Exclude the pictures and retype the entries as written.

Start of DATA ROWS

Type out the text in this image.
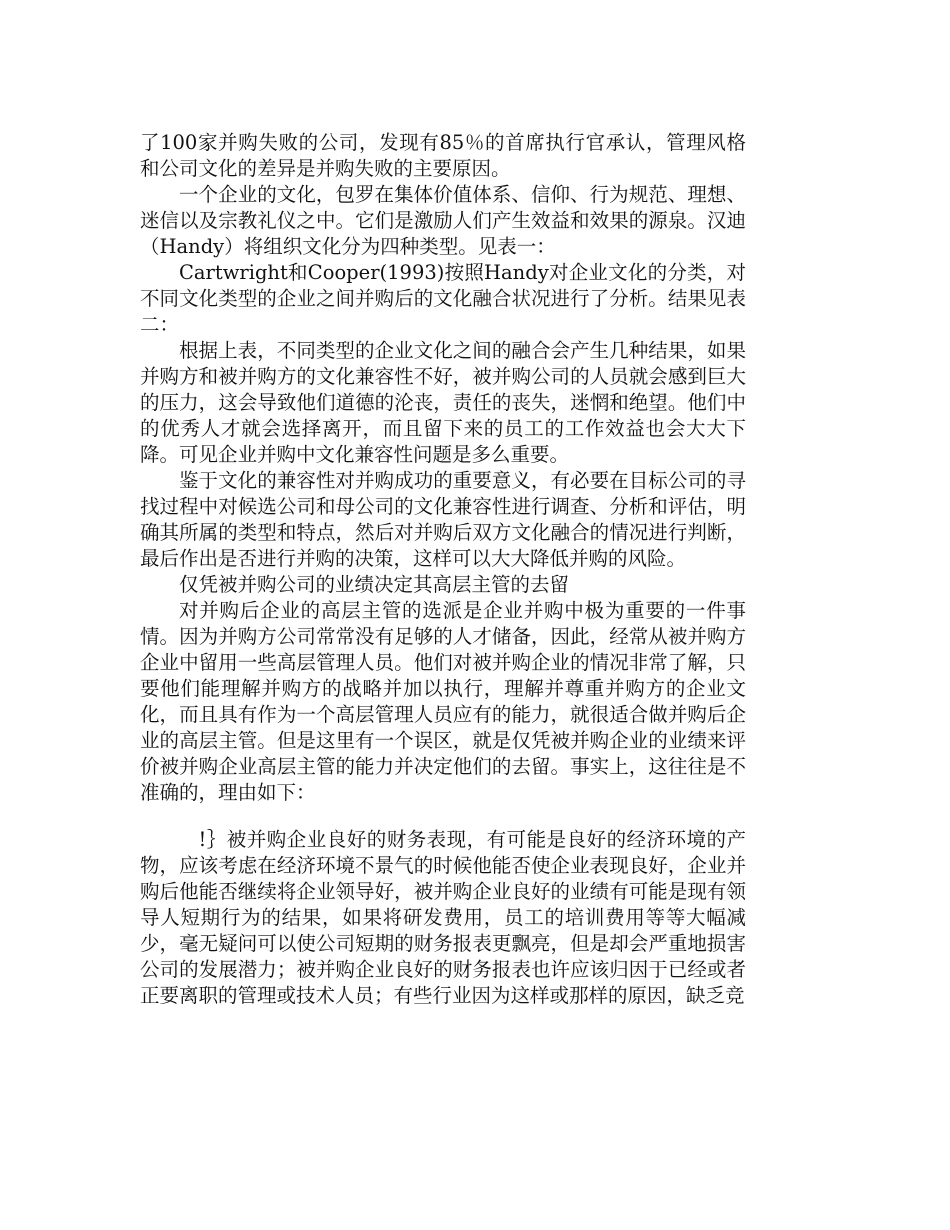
了100家并购失败的公司，发现有85％的首席执行官承认，管理风格和公司文化的差异是并购失败的主要原因。

一个企业的文化，包罗在集体价值体系、信仰、行为规范、理想、迷信以及宗教礼仪之中。它们是激励人们产生效益和效果的源泉。汉迪（Handy）将组织文化分为四种类型。见表一：

Cartwright和Cooper(1993)按照Handy对企业文化的分类，对不同文化类型的企业之间并购后的文化融合状况进行了分析。结果见表二：

根据上表，不同类型的企业文化之间的融合会产生几种结果，如果并购方和被并购方的文化兼容性不好，被并购公司的人员就会感到巨大的压力，这会导致他们道德的沦丧，责任的丧失，迷惘和绝望。他们中的优秀人才就会选择离开，而且留下来的员工的工作效益也会大大下降。可见企业并购中文化兼容性问题是多么重要。

鉴于文化的兼容性对并购成功的重要意义，有必要在目标公司的寻找过程中对候选公司和母公司的文化兼容性进行调查、分析和评估，明确其所属的类型和特点，然后对并购后双方文化融合的情况进行判断，最后作出是否进行并购的决策，这样可以大大降低并购的风险。

仅凭被并购公司的业绩决定其高层主管的去留

对并购后企业的高层主管的选派是企业并购中极为重要的一件事情。因为并购方公司常常没有足够的人才储备，因此，经常从被并购方企业中留用一些高层管理人员。他们对被并购企业的情况非常了解，只要他们能理解并购方的战略并加以执行，理解并尊重并购方的企业文化，而且具有作为一个高层管理人员应有的能力，就很适合做并购后企业的高层主管。但是这里有一个误区，就是仅凭被并购企业的业绩来评价被并购企业高层主管的能力并决定他们的去留。事实上，这往往是不准确的，理由如下：

!｝被并购企业良好的财务表现，有可能是良好的经济环境的产物，应该考虑在经济环境不景气的时候他能否使企业表现良好，企业并购后他能否继续将企业领导好，被并购企业良好的业绩有可能是现有领导人短期行为的结果，如果将研发费用，员工的培训费用等等大幅减少，毫无疑问可以使公司短期的财务报表更飘亮，但是却会严重地损害公司的发展潜力；被并购企业良好的财务报表也许应该归因于已经或者正要离职的管理或技术人员；有些行业因为这样或那样的原因，缺乏竞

End of DATA ROWS

TASK RESULT —
Type out the text in this image.
了100家并购失败的公司，发现有85％的首席执行官承认，管理风格和公司文化的差异是并购失败的主要原因。

一个企业的文化，包罗在集体价值体系、信仰、行为规范、理想、迷信以及宗教礼仪之中。它们是激励人们产生效益和效果的源泉。汉迪（Handy）将组织文化分为四种类型。见表一：

Cartwright和Cooper(1993)按照Handy对企业文化的分类，对不同文化类型的企业之间并购后的文化融合状况进行了分析。结果见表二：

根据上表，不同类型的企业文化之间的融合会产生几种结果，如果并购方和被并购方的文化兼容性不好，被并购公司的人员就会感到巨大的压力，这会导致他们道德的沦丧，责任的丧失，迷惘和绝望。他们中的优秀人才就会选择离开，而且留下来的员工的工作效益也会大大下降。可见企业并购中文化兼容性问题是多么重要。

鉴于文化的兼容性对并购成功的重要意义，有必要在目标公司的寻找过程中对候选公司和母公司的文化兼容性进行调查、分析和评估，明确其所属的类型和特点，然后对并购后双方文化融合的情况进行判断，最后作出是否进行并购的决策，这样可以大大降低并购的风险。

仅凭被并购公司的业绩决定其高层主管的去留

对并购后企业的高层主管的选派是企业并购中极为重要的一件事情。因为并购方公司常常没有足够的人才储备，因此，经常从被并购方企业中留用一些高层管理人员。他们对被并购企业的情况非常了解，只要他们能理解并购方的战略并加以执行，理解并尊重并购方的企业文化，而且具有作为一个高层管理人员应有的能力，就很适合做并购后企业的高层主管。但是这里有一个误区，就是仅凭被并购企业的业绩来评价被并购企业高层主管的能力并决定他们的去留。事实上，这往往是不准确的，理由如下：

!｝被并购企业良好的财务表现，有可能是良好的经济环境的产物，应该考虑在经济环境不景气的时候他能否使企业表现良好，企业并购后他能否继续将企业领导好，被并购企业良好的业绩有可能是现有领导人短期行为的结果，如果将研发费用，员工的培训费用等等大幅减少，毫无疑问可以使公司短期的财务报表更飘亮，但是却会严重地损害公司的发展潜力；被并购企业良好的财务报表也许应该归因于已经或者正要离职的管理或技术人员；有些行业因为这样或那样的原因，缺乏竞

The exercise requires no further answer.